THE EXERCISE:
Find the lines holding the word "безударный" and collect them.

GIVEN DATA:
::::
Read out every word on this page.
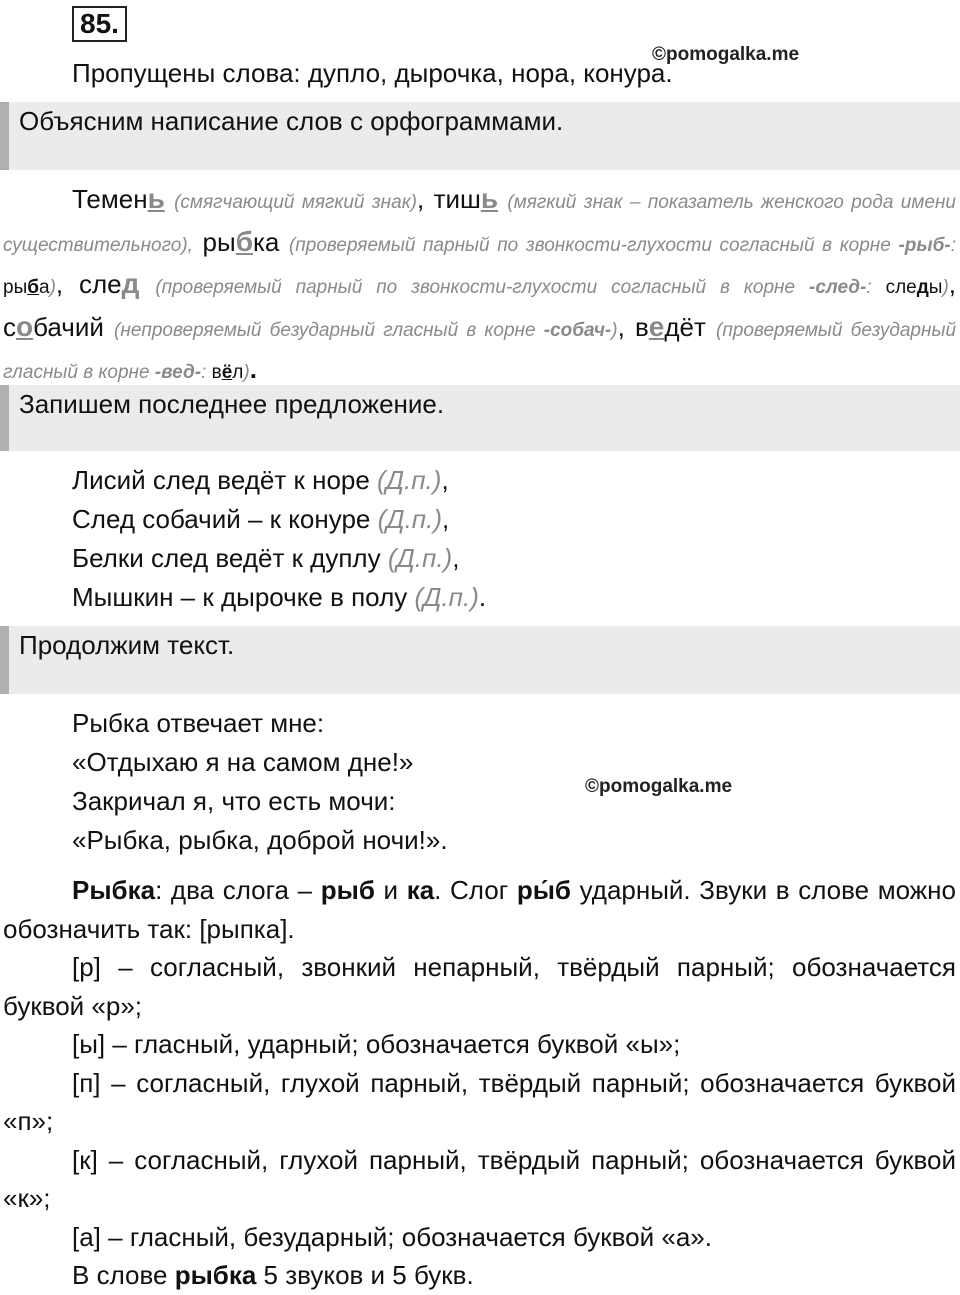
85.
©pomogalka.me
Пропущены слова: дупло, дырочка, нора, конура.
Объясним написание слов с орфограммами.

Темень (смягчающий мягкий знак), тишь (мягкий знак – показатель женского рода имени существительного), рыбка (проверяемый парный по звонкости-глухости согласный в корне -рыб-: рыба), след (проверяемый парный по звонкости-глухости согласный в корне -след-: следы), собачий (непроверяемый безударный гласный в корне -собач-), ведёт (проверяемый безударный гласный в корне -вед-: вёл).

Запишем последнее предложение.
Лисий след ведёт к норе (Д.п.),
След собачий – к конуре (Д.п.),
Белки след ведёт к дуплу (Д.п.),
Мышкин – к дырочке в полу (Д.п.).
Продолжим текст.
Рыбка отвечает мне:
«Отдыхаю я на самом дне!»
©pomogalka.me
Закричал я, что есть мочи:
«Рыбка, рыбка, доброй ночи!».

Рыбка: два слога – рыб и ка. Слог ры́б ударный. Звуки в слове можно обозначить так: [рыпка].

[р] – согласный, звонкий непарный, твёрдый парный; обозначается буквой «р»;

[ы] – гласный, ударный; обозначается буквой «ы»;

[п] – согласный, глухой парный, твёрдый парный; обозначается буквой «п»;

[к] – согласный, глухой парный, твёрдый парный; обозначается буквой «к»;

[а] – гласный, безударный; обозначается буквой «а».

В слове рыбка 5 звуков и 5 букв.
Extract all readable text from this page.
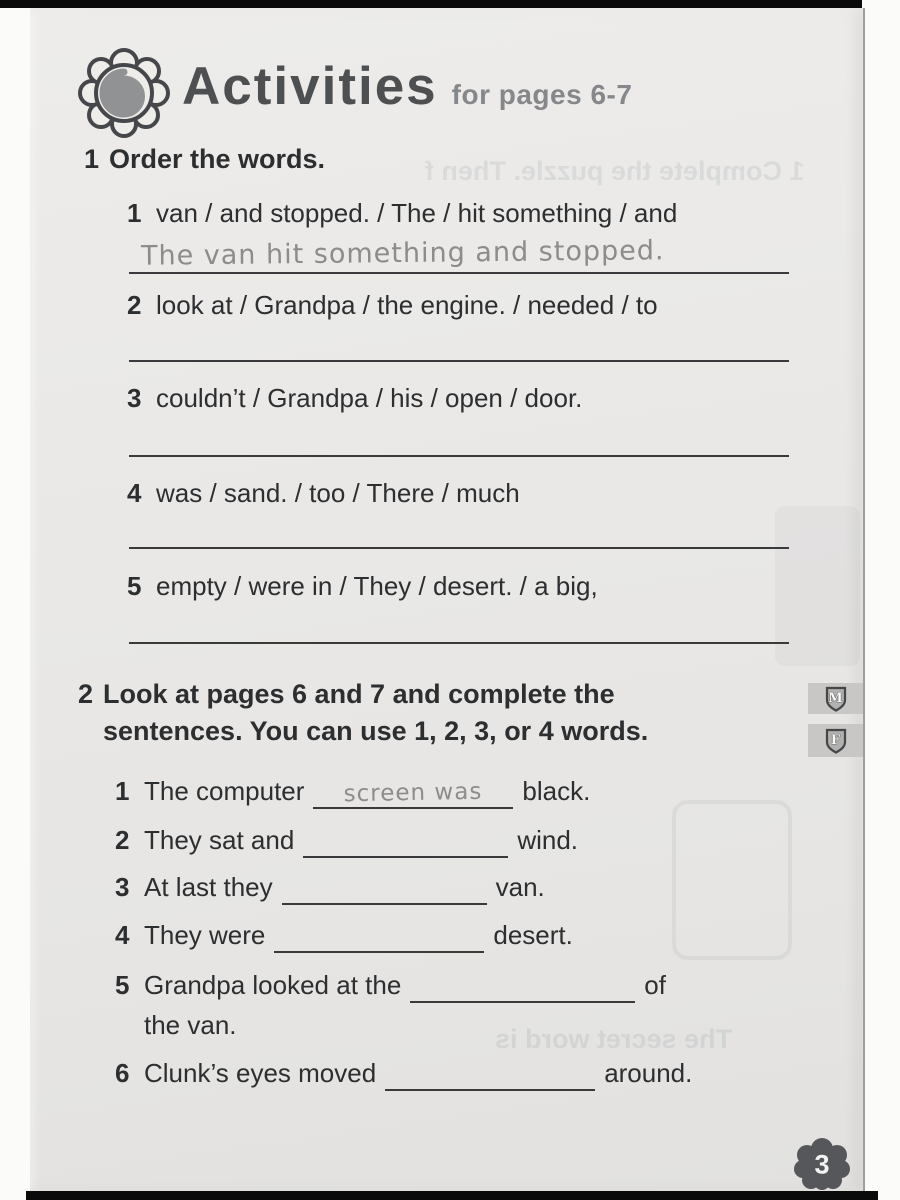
1 Complete the puzzle. Then f
The secret word is
Activities for pages 6-7
1 Order the words.
1 van / and stopped. / The / hit something / and
The van hit something and stopped.
2 look at / Grandpa / the engine. / needed / to
3 couldn’t / Grandpa / his / open / door.
4 was / sand. / too / There / much
5 empty / were in / They / desert. / a big,
2 Look at pages 6 and 7 and complete the sentences. You can use 1, 2, 3, or 4 words.
1 The computer	screen was	black.
2 They sat and	wind.
3 At last they	van.
4 They were	desert.
5 Grandpa looked at the	of
the van.
6 Clunk’s eyes moved	around.
M
F
3
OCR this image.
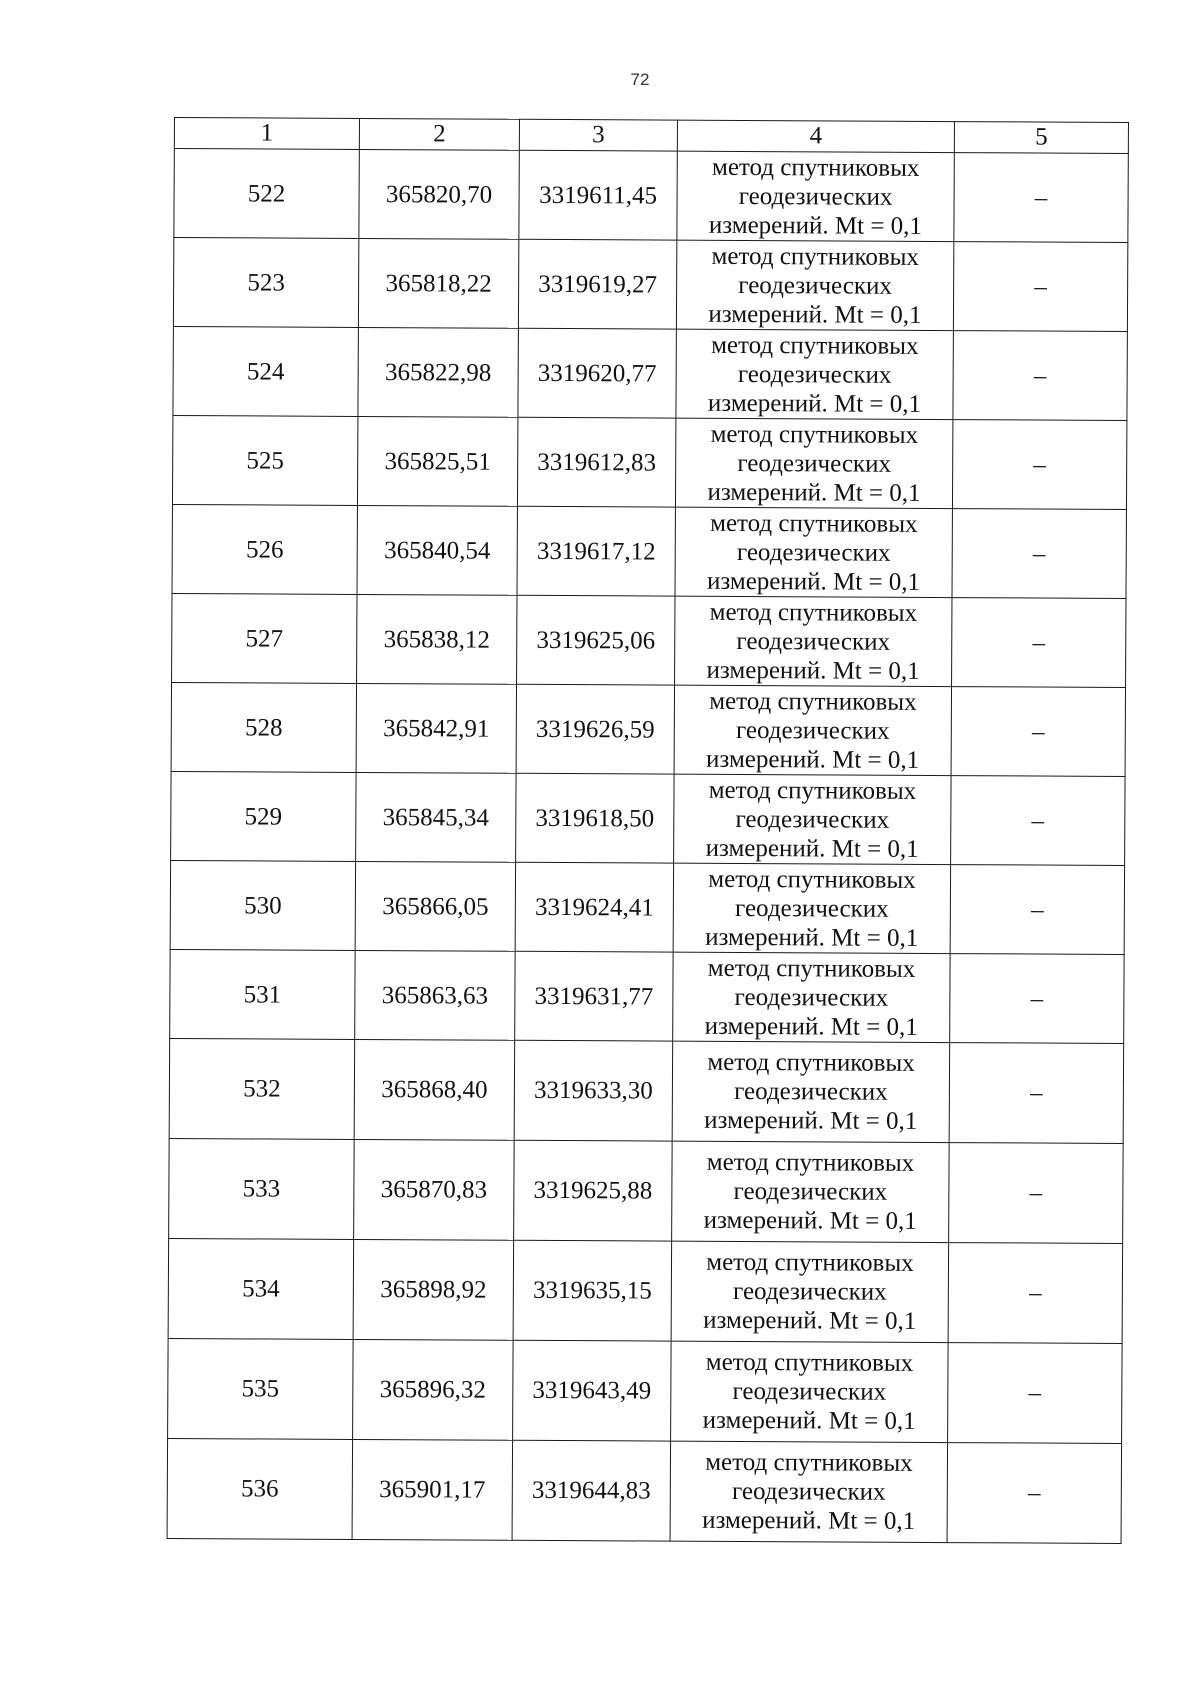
72
1	2	3	4	5
522	365820,70	3319611,45	метод спутниковых
геодезических
измерений. Mt = 0,1	–
523	365818,22	3319619,27	метод спутниковых
геодезических
измерений. Mt = 0,1	–
524	365822,98	3319620,77	метод спутниковых
геодезических
измерений. Mt = 0,1	–
525	365825,51	3319612,83	метод спутниковых
геодезических
измерений. Mt = 0,1	–
526	365840,54	3319617,12	метод спутниковых
геодезических
измерений. Mt = 0,1	–
527	365838,12	3319625,06	метод спутниковых
геодезических
измерений. Mt = 0,1	–
528	365842,91	3319626,59	метод спутниковых
геодезических
измерений. Mt = 0,1	–
529	365845,34	3319618,50	метод спутниковых
геодезических
измерений. Mt = 0,1	–
530	365866,05	3319624,41	метод спутниковых
геодезических
измерений. Mt = 0,1	–
531	365863,63	3319631,77	метод спутниковых
геодезических
измерений. Mt = 0,1	–
532	365868,40	3319633,30	метод спутниковых
геодезических
измерений. Mt = 0,1	–
533	365870,83	3319625,88	метод спутниковых
геодезических
измерений. Mt = 0,1	–
534	365898,92	3319635,15	метод спутниковых
геодезических
измерений. Mt = 0,1	–
535	365896,32	3319643,49	метод спутниковых
геодезических
измерений. Mt = 0,1	–
536	365901,17	3319644,83	метод спутниковых
геодезических
измерений. Mt = 0,1	–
::::
COMPLETE ANSWER:
Темень (смягчающий мягкий знак), тишь (мягкий знак – показатель женского рода имени существительного), рыбка (проверяемый парный по звонкости-глухости согласный в корне -рыб-: рыба), след (проверяемый парный по звонкости-глухости согласный в корне -след-: следы), собачий (непроверяемый безударный гласный в корне -собач-), ведёт (проверяемый безударный гласный в корне -вед-: вёл).
[а] – гласный, безударный; обозначается буквой «а».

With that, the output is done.